▸ **Problem to work on**
Copy out every record precisely.

------------

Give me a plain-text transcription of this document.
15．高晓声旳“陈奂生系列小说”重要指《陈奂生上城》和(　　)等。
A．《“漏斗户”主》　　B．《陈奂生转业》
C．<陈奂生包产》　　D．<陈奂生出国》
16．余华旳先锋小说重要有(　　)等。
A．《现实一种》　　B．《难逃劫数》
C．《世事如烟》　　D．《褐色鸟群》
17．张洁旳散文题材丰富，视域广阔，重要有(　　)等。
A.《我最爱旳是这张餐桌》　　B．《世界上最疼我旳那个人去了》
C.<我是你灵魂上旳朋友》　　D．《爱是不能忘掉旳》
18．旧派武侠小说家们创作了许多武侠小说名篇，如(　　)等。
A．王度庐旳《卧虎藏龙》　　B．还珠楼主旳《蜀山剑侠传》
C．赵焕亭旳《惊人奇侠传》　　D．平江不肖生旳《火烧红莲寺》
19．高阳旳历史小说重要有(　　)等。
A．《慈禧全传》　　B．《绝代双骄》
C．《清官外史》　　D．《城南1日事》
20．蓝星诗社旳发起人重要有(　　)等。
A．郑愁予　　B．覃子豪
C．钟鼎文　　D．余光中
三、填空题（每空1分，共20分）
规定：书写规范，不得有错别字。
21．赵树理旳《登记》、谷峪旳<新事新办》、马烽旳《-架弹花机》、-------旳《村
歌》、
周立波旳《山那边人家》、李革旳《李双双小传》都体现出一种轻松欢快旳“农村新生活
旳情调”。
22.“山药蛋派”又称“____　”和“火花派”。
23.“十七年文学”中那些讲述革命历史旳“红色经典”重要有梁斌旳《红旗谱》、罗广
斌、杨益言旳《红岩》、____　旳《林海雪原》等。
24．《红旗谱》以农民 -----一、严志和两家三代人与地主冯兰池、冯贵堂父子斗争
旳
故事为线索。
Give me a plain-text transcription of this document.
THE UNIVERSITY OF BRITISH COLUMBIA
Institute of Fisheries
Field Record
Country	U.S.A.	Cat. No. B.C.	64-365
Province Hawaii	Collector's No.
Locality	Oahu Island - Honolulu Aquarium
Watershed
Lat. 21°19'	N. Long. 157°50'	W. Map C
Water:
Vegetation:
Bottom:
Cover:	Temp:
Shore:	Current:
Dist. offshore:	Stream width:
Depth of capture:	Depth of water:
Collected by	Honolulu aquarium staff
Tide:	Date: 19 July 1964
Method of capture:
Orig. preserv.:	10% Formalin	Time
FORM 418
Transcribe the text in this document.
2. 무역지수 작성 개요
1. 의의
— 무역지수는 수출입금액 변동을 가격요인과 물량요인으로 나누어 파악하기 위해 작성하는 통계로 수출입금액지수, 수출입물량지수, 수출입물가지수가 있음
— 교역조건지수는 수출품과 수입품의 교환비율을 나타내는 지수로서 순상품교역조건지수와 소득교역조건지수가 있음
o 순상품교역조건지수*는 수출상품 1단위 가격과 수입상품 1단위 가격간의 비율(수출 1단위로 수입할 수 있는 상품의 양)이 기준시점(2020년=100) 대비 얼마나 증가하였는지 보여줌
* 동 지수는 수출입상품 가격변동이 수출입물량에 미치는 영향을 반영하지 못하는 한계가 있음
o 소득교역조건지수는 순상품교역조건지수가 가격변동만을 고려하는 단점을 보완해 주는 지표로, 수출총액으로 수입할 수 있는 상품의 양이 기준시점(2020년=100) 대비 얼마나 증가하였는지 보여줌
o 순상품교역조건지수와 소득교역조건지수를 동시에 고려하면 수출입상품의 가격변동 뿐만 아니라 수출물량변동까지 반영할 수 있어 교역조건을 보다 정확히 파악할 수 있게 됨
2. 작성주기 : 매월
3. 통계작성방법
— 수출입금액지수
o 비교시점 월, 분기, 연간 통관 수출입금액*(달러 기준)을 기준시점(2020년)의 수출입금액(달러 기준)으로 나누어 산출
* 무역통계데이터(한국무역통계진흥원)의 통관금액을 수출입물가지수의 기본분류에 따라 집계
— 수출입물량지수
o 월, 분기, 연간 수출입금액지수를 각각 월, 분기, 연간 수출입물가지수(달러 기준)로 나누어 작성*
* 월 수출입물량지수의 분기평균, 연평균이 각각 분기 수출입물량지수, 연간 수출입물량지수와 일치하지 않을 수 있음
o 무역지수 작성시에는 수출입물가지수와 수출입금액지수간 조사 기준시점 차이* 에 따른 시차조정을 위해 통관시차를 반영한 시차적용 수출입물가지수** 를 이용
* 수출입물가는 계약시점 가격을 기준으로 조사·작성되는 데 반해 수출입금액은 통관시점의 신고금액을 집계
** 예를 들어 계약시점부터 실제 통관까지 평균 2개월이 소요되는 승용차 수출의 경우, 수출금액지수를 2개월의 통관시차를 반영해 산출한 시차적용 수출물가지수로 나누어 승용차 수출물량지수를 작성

------------

▸ **Written response**
Give me a plain-text transcription of this document.
15．高晓声旳“陈奂生系列小说”重要指《陈奂生上城》和(　　)等。
A．《“漏斗户”主》　　B．《陈奂生转业》
C．<陈奂生包产》　　D．<陈奂生出国》
16．余华旳先锋小说重要有(　　)等。
A．《现实一种》　　B．《难逃劫数》
C．《世事如烟》　　D．《褐色鸟群》
17．张洁旳散文题材丰富，视域广阔，重要有(　　)等。
A.《我最爱旳是这张餐桌》　　B．《世界上最疼我旳那个人去了》
C.<我是你灵魂上旳朋友》　　D．《爱是不能忘掉旳》
18．旧派武侠小说家们创作了许多武侠小说名篇，如(　　)等。
A．王度庐旳《卧虎藏龙》　　B．还珠楼主旳《蜀山剑侠传》
C．赵焕亭旳《惊人奇侠传》　　D．平江不肖生旳《火烧红莲寺》
19．高阳旳历史小说重要有(　　)等。
A．《慈禧全传》　　B．《绝代双骄》
C．《清官外史》　　D．《城南1日事》
20．蓝星诗社旳发起人重要有(　　)等。
A．郑愁予　　B．覃子豪
C．钟鼎文　　D．余光中
三、填空题（每空1分，共20分）
规定：书写规范，不得有错别字。
21．赵树理旳《登记》、谷峪旳<新事新办》、马烽旳《-架弹花机》、-------旳《村
歌》、
周立波旳《山那边人家》、李革旳《李双双小传》都体现出一种轻松欢快旳“农村新生活
旳情调”。
22.“山药蛋派”又称“____　”和“火花派”。
23.“十七年文学”中那些讲述革命历史旳“红色经典”重要有梁斌旳《红旗谱》、罗广
斌、杨益言旳《红岩》、____　旳《林海雪原》等。
24．《红旗谱》以农民 -----一、严志和两家三代人与地主冯兰池、冯贵堂父子斗争
旳
故事为线索。
Give me a plain-text transcription of this document.
THE UNIVERSITY OF BRITISH COLUMBIA
Institute of Fisheries
Field Record
Country	U.S.A.	Cat. No. B.C.	64-365
Province Hawaii	Collector's No.
Locality	Oahu Island - Honolulu Aquarium
Watershed
Lat. 21°19'	N. Long. 157°50'	W. Map C
Water:
Vegetation:
Bottom:
Cover:	Temp:
Shore:	Current:
Dist. offshore:	Stream width:
Depth of capture:	Depth of water:
Collected by	Honolulu aquarium staff
Tide:	Date: 19 July 1964
Method of capture:
Orig. preserv.:	10% Formalin	Time
FORM 418
Transcribe the text in this document.
2. 무역지수 작성 개요
1. 의의
— 무역지수는 수출입금액 변동을 가격요인과 물량요인으로 나누어 파악하기 위해 작성하는 통계로 수출입금액지수, 수출입물량지수, 수출입물가지수가 있음
— 교역조건지수는 수출품과 수입품의 교환비율을 나타내는 지수로서 순상품교역조건지수와 소득교역조건지수가 있음
o 순상품교역조건지수*는 수출상품 1단위 가격과 수입상품 1단위 가격간의 비율(수출 1단위로 수입할 수 있는 상품의 양)이 기준시점(2020년=100) 대비 얼마나 증가하였는지 보여줌
* 동 지수는 수출입상품 가격변동이 수출입물량에 미치는 영향을 반영하지 못하는 한계가 있음
o 소득교역조건지수는 순상품교역조건지수가 가격변동만을 고려하는 단점을 보완해 주는 지표로, 수출총액으로 수입할 수 있는 상품의 양이 기준시점(2020년=100) 대비 얼마나 증가하였는지 보여줌
o 순상품교역조건지수와 소득교역조건지수를 동시에 고려하면 수출입상품의 가격변동 뿐만 아니라 수출물량변동까지 반영할 수 있어 교역조건을 보다 정확히 파악할 수 있게 됨
2. 작성주기 : 매월
3. 통계작성방법
— 수출입금액지수
o 비교시점 월, 분기, 연간 통관 수출입금액*(달러 기준)을 기준시점(2020년)의 수출입금액(달러 기준)으로 나누어 산출
* 무역통계데이터(한국무역통계진흥원)의 통관금액을 수출입물가지수의 기본분류에 따라 집계
— 수출입물량지수
o 월, 분기, 연간 수출입금액지수를 각각 월, 분기, 연간 수출입물가지수(달러 기준)로 나누어 작성*
* 월 수출입물량지수의 분기평균, 연평균이 각각 분기 수출입물량지수, 연간 수출입물량지수와 일치하지 않을 수 있음
o 무역지수 작성시에는 수출입물가지수와 수출입금액지수간 조사 기준시점 차이* 에 따른 시차조정을 위해 통관시차를 반영한 시차적용 수출입물가지수** 를 이용
* 수출입물가는 계약시점 가격을 기준으로 조사·작성되는 데 반해 수출입금액은 통관시점의 신고금액을 집계
** 예를 들어 계약시점부터 실제 통관까지 평균 2개월이 소요되는 승용차 수출의 경우, 수출금액지수를 2개월의 통관시차를 반영해 산출한 시차적용 수출물가지수로 나누어 승용차 수출물량지수를 작성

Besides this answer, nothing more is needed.